*Do this*
Set out each line from the following listing that includes the word "stats".

*Data provided*
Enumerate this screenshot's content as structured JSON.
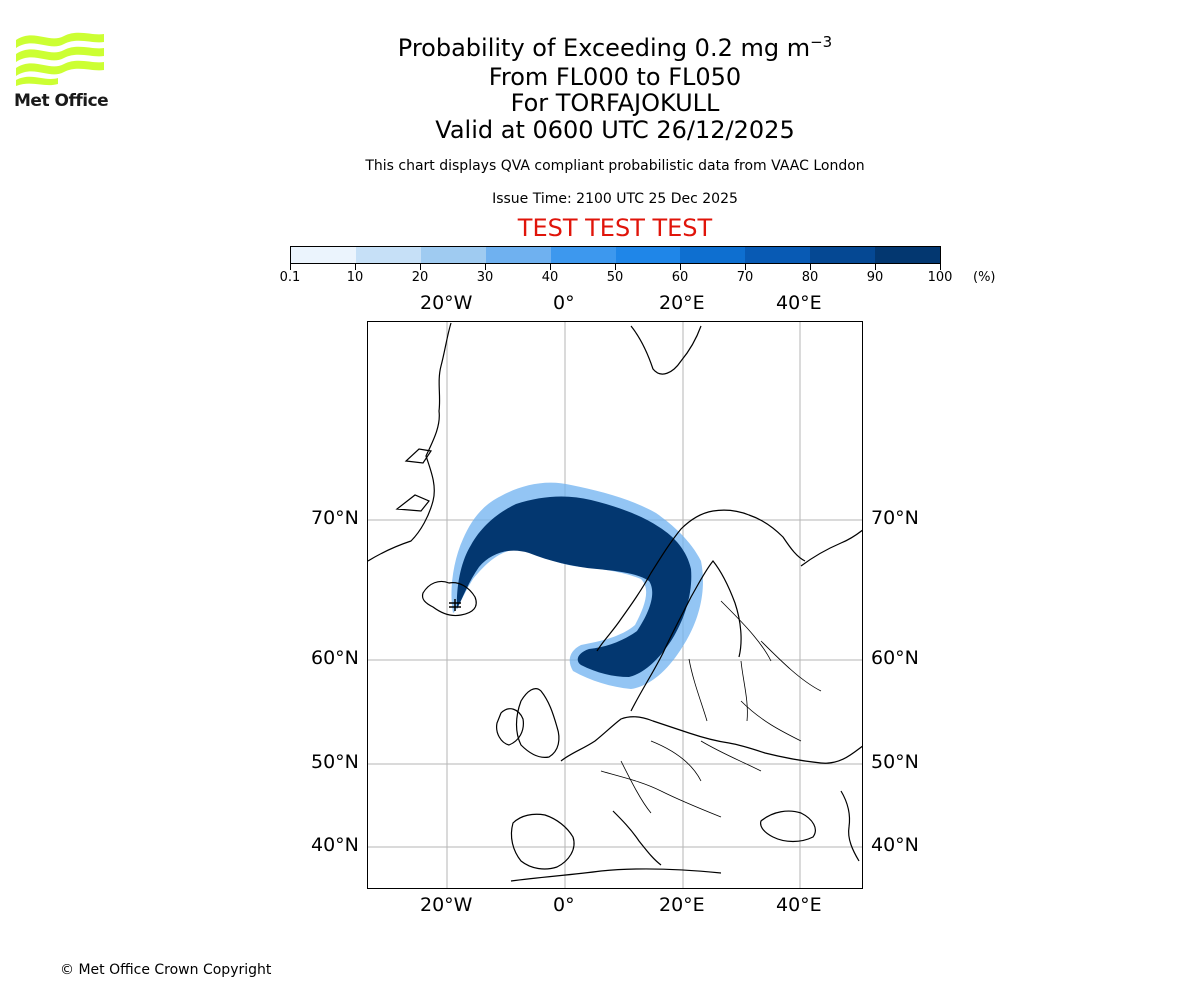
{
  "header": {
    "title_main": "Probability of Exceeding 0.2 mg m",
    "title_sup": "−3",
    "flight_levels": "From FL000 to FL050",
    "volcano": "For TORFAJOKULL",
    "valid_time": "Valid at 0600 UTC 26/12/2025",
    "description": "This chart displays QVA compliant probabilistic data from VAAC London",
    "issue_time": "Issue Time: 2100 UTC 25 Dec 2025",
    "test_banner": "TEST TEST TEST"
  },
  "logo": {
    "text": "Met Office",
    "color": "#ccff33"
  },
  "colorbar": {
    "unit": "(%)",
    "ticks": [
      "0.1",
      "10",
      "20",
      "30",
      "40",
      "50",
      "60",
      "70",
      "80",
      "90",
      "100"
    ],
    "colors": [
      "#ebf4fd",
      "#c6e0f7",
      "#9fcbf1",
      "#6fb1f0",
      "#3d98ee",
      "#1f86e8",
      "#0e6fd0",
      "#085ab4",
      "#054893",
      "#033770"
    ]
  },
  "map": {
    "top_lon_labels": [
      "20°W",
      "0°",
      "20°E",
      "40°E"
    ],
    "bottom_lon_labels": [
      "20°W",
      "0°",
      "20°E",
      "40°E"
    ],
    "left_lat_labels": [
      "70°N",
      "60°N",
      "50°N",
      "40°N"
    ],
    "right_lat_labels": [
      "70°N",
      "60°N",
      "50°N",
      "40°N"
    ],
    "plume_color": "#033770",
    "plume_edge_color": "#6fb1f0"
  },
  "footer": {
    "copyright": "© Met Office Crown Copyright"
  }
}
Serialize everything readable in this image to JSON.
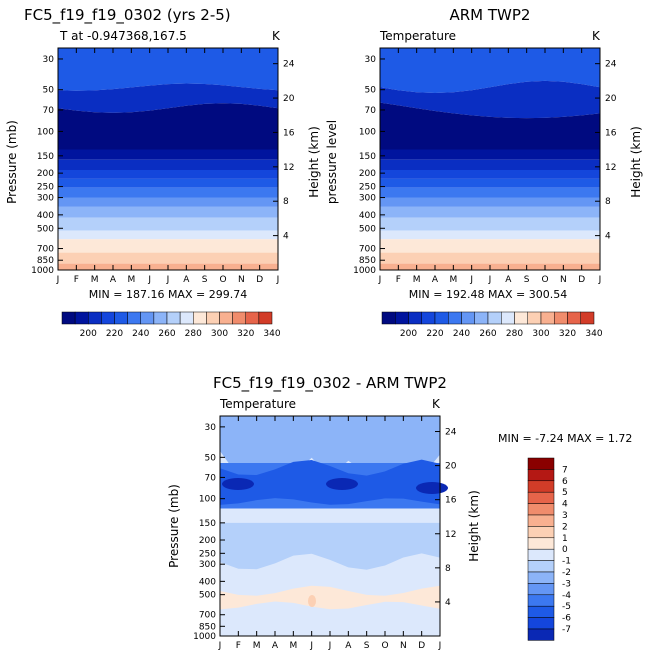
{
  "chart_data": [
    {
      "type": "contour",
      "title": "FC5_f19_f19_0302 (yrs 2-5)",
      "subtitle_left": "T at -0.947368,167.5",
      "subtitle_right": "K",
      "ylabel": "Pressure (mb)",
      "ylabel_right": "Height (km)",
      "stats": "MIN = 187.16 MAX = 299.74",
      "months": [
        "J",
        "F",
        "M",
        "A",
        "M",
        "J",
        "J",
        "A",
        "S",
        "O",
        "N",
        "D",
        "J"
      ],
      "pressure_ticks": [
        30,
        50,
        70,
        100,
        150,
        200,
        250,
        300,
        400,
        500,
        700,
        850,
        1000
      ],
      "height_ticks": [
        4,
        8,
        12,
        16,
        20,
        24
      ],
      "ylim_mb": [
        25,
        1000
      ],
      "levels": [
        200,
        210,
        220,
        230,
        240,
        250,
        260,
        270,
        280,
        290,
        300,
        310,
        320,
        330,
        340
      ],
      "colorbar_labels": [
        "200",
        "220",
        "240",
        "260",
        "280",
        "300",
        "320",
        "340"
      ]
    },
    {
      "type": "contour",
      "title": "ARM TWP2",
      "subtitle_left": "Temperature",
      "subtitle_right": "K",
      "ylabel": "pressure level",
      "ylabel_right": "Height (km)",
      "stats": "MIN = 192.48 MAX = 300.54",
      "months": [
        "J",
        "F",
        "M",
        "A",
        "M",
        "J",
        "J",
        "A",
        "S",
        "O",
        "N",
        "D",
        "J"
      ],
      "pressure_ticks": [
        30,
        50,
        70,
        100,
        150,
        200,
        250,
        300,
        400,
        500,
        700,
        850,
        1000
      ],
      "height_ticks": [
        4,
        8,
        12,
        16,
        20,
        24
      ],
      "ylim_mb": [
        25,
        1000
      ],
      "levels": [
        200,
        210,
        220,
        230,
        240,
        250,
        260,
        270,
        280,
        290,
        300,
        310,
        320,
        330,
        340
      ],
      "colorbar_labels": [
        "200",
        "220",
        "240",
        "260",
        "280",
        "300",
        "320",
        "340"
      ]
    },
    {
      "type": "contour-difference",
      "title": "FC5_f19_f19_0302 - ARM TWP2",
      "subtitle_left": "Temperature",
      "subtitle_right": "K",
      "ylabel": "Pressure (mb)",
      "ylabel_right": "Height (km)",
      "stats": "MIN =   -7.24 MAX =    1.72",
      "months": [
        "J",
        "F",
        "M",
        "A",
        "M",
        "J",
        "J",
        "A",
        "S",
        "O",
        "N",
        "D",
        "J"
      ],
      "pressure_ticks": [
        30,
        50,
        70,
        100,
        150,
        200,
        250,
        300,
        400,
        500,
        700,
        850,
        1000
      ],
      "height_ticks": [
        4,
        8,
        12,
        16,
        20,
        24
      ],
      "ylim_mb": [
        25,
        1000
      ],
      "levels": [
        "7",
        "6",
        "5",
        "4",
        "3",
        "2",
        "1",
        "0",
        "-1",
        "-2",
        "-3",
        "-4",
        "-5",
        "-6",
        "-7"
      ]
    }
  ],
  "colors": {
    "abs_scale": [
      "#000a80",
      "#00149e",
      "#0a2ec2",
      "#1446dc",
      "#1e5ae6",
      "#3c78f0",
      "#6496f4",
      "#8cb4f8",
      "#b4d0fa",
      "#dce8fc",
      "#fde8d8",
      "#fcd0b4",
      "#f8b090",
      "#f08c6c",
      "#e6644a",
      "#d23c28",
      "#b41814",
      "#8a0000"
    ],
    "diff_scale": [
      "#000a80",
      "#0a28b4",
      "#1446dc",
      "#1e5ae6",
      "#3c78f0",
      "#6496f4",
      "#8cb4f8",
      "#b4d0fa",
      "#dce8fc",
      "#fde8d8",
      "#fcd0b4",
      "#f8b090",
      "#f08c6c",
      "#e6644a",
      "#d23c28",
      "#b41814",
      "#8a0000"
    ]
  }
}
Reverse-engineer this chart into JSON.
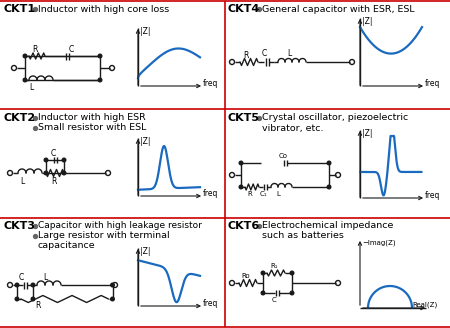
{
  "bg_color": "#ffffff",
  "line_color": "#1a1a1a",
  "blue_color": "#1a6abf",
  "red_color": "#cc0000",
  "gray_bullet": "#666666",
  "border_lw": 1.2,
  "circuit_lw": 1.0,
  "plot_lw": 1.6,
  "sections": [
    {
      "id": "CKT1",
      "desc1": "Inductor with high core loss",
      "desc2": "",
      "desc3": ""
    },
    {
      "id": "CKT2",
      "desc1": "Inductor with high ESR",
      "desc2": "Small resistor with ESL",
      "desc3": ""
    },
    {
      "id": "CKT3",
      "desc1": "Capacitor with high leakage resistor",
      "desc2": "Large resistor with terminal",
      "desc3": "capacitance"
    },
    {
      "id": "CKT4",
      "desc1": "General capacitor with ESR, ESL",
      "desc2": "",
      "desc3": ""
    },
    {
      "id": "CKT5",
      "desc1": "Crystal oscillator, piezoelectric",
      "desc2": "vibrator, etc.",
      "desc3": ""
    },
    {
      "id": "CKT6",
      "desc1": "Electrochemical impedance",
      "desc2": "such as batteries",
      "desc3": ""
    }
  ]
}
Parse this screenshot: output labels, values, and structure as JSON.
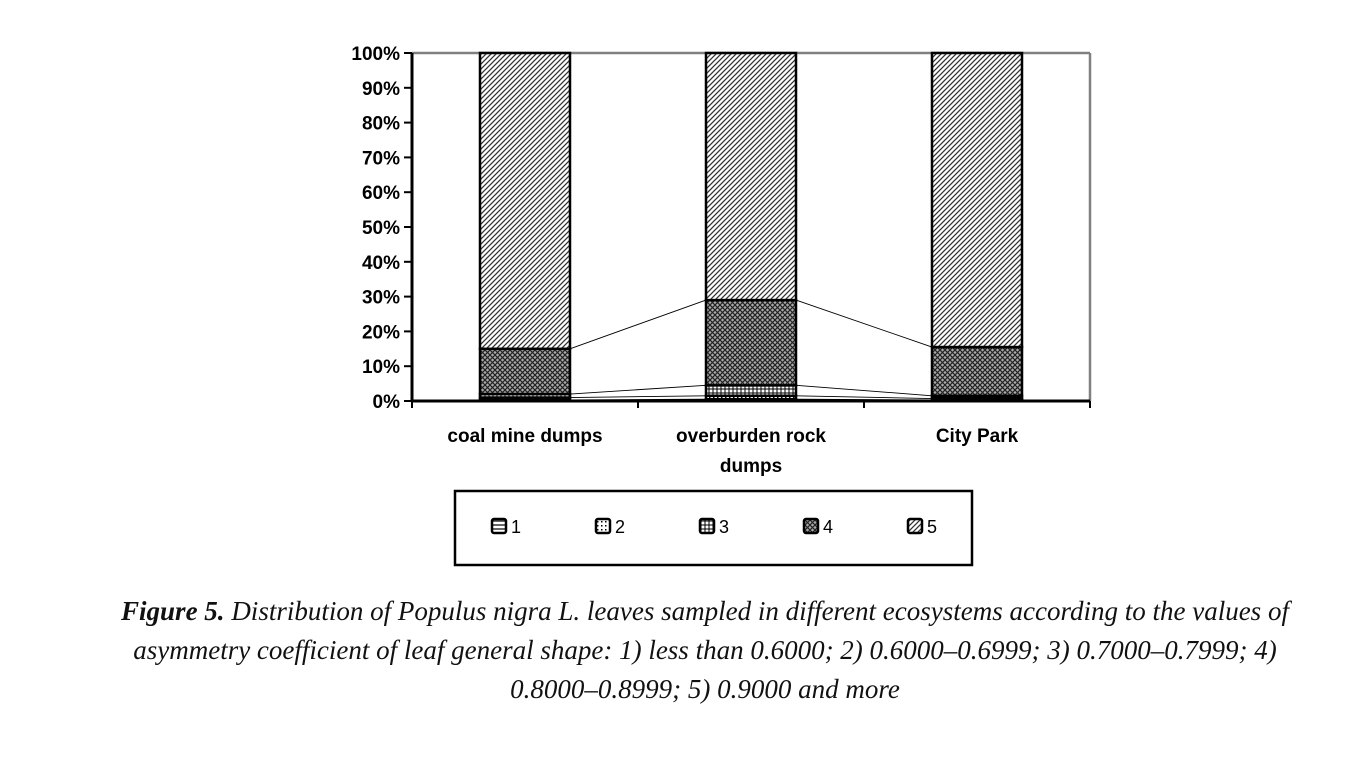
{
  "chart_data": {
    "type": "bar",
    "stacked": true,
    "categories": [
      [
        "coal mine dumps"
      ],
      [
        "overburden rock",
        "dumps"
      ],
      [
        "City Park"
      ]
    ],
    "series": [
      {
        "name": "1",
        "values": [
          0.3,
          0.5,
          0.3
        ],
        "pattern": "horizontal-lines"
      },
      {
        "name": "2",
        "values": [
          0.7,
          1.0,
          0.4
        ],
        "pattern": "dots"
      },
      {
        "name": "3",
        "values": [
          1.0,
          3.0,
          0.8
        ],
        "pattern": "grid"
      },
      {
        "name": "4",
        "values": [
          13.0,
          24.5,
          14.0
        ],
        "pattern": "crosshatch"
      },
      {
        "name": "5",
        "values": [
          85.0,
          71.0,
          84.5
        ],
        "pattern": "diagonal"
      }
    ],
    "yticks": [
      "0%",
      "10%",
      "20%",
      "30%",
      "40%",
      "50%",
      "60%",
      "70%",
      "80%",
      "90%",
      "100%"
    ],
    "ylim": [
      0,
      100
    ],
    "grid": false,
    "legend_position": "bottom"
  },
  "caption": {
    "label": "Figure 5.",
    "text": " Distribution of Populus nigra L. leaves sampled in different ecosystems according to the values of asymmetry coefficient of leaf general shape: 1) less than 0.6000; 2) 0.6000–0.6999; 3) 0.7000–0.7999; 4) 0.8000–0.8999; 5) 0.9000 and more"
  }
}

*Response to the task*
      "stats": "MIN = 187.16 MAX = 299.74",
      "stats": "MIN = 192.48 MAX = 300.54",
      "stats": "MIN =   -7.24 MAX =    1.72",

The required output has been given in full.